### [GIVEN PROBLEM]
Reproduce every item below verbatim, one line at a time, with no changes to wording, numbers, or punctuation.

### [INPUT MATERIAL]
**********

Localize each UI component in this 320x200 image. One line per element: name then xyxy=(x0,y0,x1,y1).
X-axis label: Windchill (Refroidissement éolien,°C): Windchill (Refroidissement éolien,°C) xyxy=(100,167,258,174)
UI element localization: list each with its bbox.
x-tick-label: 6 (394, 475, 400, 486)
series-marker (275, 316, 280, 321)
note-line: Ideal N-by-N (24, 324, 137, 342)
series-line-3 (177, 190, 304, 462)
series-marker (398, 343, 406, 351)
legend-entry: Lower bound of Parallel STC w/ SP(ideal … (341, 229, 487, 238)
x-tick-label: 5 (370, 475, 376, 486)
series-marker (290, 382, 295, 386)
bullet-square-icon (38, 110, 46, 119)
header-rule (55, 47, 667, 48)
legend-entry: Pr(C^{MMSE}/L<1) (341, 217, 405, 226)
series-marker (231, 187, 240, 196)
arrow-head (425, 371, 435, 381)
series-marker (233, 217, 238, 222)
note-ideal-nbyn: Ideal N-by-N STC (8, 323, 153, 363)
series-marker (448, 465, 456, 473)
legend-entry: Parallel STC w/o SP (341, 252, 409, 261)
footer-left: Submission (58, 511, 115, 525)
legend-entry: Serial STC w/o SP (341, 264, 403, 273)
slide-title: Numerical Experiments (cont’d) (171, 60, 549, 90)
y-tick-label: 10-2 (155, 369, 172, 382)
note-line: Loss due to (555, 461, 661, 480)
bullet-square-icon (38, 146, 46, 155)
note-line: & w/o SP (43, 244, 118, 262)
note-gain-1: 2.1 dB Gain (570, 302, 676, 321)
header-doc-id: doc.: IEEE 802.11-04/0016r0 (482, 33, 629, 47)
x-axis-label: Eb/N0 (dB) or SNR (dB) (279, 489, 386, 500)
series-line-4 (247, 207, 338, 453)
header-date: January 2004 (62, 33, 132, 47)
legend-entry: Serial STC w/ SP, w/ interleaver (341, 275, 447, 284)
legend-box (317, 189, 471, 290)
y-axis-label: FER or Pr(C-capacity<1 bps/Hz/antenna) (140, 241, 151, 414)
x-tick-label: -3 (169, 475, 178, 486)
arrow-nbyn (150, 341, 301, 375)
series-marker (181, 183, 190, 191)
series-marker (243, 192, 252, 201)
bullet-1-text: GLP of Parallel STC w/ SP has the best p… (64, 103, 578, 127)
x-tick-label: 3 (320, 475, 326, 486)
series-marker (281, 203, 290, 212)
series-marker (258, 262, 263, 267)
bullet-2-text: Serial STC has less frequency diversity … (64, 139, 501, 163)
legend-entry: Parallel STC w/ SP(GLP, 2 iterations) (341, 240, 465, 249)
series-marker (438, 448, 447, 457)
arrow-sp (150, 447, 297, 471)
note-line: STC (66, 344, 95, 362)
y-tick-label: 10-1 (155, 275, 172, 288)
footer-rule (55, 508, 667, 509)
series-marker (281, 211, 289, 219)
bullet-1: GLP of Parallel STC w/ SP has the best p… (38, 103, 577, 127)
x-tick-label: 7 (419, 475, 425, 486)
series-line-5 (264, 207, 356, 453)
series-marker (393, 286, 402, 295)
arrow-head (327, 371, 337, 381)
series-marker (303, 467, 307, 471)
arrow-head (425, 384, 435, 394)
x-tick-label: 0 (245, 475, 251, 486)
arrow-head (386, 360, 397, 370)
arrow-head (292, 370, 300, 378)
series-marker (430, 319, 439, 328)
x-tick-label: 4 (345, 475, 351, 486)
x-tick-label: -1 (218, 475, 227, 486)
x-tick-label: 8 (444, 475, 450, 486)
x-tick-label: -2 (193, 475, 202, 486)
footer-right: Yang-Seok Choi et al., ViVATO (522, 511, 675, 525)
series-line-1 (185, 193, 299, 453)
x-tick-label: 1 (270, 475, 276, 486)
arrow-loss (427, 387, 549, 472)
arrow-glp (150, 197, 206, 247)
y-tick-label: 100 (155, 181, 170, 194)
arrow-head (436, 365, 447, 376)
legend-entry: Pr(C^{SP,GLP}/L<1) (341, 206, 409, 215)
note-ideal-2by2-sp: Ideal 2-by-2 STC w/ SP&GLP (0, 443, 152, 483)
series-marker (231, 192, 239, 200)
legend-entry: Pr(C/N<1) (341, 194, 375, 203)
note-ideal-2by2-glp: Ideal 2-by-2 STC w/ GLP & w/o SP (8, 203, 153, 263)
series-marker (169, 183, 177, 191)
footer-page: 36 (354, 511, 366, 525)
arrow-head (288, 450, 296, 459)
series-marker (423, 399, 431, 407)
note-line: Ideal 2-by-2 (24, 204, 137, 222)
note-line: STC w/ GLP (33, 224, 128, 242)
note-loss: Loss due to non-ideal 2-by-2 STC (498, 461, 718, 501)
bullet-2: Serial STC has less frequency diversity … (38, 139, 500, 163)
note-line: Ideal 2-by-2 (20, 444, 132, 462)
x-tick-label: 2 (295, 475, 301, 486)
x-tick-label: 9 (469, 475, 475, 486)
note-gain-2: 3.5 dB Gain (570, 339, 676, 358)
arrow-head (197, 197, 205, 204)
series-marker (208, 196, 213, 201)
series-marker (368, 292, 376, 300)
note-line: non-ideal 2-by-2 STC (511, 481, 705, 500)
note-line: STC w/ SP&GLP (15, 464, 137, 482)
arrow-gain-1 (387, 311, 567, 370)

**********

### [TASK OUTPUT]
Localize each UI component in this 320x200 image. One line per element: name then xyxy=(x0,y0,x1,y1).
X-axis label: Windchill (Refroidissement éolien,°C): Windchill (Refroidissement éolien,°C) xyxy=(100,167,258,174)
UI element localization: list each with its bbox.
x-tick-label: 6 (394, 475, 400, 486)
series-marker (275, 316, 280, 321)
note-line: Ideal N-by-N (24, 324, 137, 342)
series-line-3 (177, 190, 304, 462)
series-marker (398, 343, 406, 351)
legend-entry: Lower bound of Parallel STC w/ SP(ideal … (341, 229, 487, 238)
x-tick-label: 5 (370, 475, 376, 486)
series-marker (290, 382, 295, 386)
bullet-square-icon (38, 110, 46, 119)
header-rule (55, 47, 667, 48)
legend-entry: Pr(C^{MMSE}/L<1) (341, 217, 405, 226)
series-marker (231, 187, 240, 196)
arrow-head (425, 371, 435, 381)
series-marker (233, 217, 238, 222)
note-ideal-nbyn: Ideal N-by-N STC (8, 323, 153, 363)
series-marker (448, 465, 456, 473)
legend-entry: Parallel STC w/o SP (341, 252, 409, 261)
footer-left: Submission (58, 511, 115, 525)
legend-entry: Serial STC w/o SP (341, 264, 403, 273)
slide-title: Numerical Experiments (cont’d) (171, 60, 549, 90)
y-tick-label: 10-2 (155, 369, 172, 382)
note-line: Loss due to (555, 461, 661, 480)
bullet-square-icon (38, 146, 46, 155)
note-line: & w/o SP (43, 244, 118, 262)
note-gain-1: 2.1 dB Gain (570, 302, 676, 321)
header-doc-id: doc.: IEEE 802.11-04/0016r0 (482, 33, 629, 47)
x-axis-label: Eb/N0 (dB) or SNR (dB) (279, 489, 386, 500)
series-line-4 (247, 207, 338, 453)
header-date: January 2004 (62, 33, 132, 47)
legend-entry: Serial STC w/ SP, w/ interleaver (341, 275, 447, 284)
legend-box (317, 189, 471, 290)
y-axis-label: FER or Pr(C-capacity<1 bps/Hz/antenna) (140, 241, 151, 414)
x-tick-label: -3 (169, 475, 178, 486)
arrow-nbyn (150, 341, 301, 375)
series-marker (181, 183, 190, 191)
series-marker (243, 192, 252, 201)
bullet-1-text: GLP of Parallel STC w/ SP has the best p… (64, 103, 578, 127)
x-tick-label: 3 (320, 475, 326, 486)
series-marker (281, 203, 290, 212)
series-marker (258, 262, 263, 267)
bullet-2-text: Serial STC has less frequency diversity … (64, 139, 501, 163)
legend-entry: Parallel STC w/ SP(GLP, 2 iterations) (341, 240, 465, 249)
series-marker (438, 448, 447, 457)
arrow-sp (150, 447, 297, 471)
note-line: STC (66, 344, 95, 362)
y-tick-label: 10-1 (155, 275, 172, 288)
footer-rule (55, 508, 667, 509)
series-marker (281, 211, 289, 219)
bullet-1: GLP of Parallel STC w/ SP has the best p… (38, 103, 577, 127)
x-tick-label: 7 (419, 475, 425, 486)
series-line-5 (264, 207, 356, 453)
series-marker (393, 286, 402, 295)
arrow-head (327, 371, 337, 381)
series-marker (303, 467, 307, 471)
arrow-head (425, 384, 435, 394)
x-tick-label: 0 (245, 475, 251, 486)
arrow-head (386, 360, 397, 370)
arrow-head (292, 370, 300, 378)
series-marker (430, 319, 439, 328)
x-tick-label: 4 (345, 475, 351, 486)
x-tick-label: -1 (218, 475, 227, 486)
x-tick-label: 8 (444, 475, 450, 486)
x-tick-label: -2 (193, 475, 202, 486)
footer-right: Yang-Seok Choi et al., ViVATO (522, 511, 675, 525)
series-line-1 (185, 193, 299, 453)
x-tick-label: 1 (270, 475, 276, 486)
arrow-loss (427, 387, 549, 472)
arrow-glp (150, 197, 206, 247)
y-tick-label: 100 (155, 181, 170, 194)
arrow-head (436, 365, 447, 376)
legend-entry: Pr(C^{SP,GLP}/L<1) (341, 206, 409, 215)
note-ideal-2by2-sp: Ideal 2-by-2 STC w/ SP&GLP (0, 443, 152, 483)
series-marker (231, 192, 239, 200)
legend-entry: Pr(C/N<1) (341, 194, 375, 203)
note-ideal-2by2-glp: Ideal 2-by-2 STC w/ GLP & w/o SP (8, 203, 153, 263)
series-marker (169, 183, 177, 191)
footer-page: 36 (354, 511, 366, 525)
arrow-head (288, 450, 296, 459)
series-marker (423, 399, 431, 407)
note-line: Ideal 2-by-2 (24, 204, 137, 222)
note-line: STC w/ GLP (33, 224, 128, 242)
note-loss: Loss due to non-ideal 2-by-2 STC (498, 461, 718, 501)
bullet-2: Serial STC has less frequency diversity … (38, 139, 500, 163)
note-line: Ideal 2-by-2 (20, 444, 132, 462)
x-tick-label: 2 (295, 475, 301, 486)
x-tick-label: 9 (469, 475, 475, 486)
note-gain-2: 3.5 dB Gain (570, 339, 676, 358)
arrow-head (197, 197, 205, 204)
series-marker (208, 196, 213, 201)
series-marker (368, 292, 376, 300)
note-line: non-ideal 2-by-2 STC (511, 481, 705, 500)
note-line: STC w/ SP&GLP (15, 464, 137, 482)
arrow-gain-1 (387, 311, 567, 370)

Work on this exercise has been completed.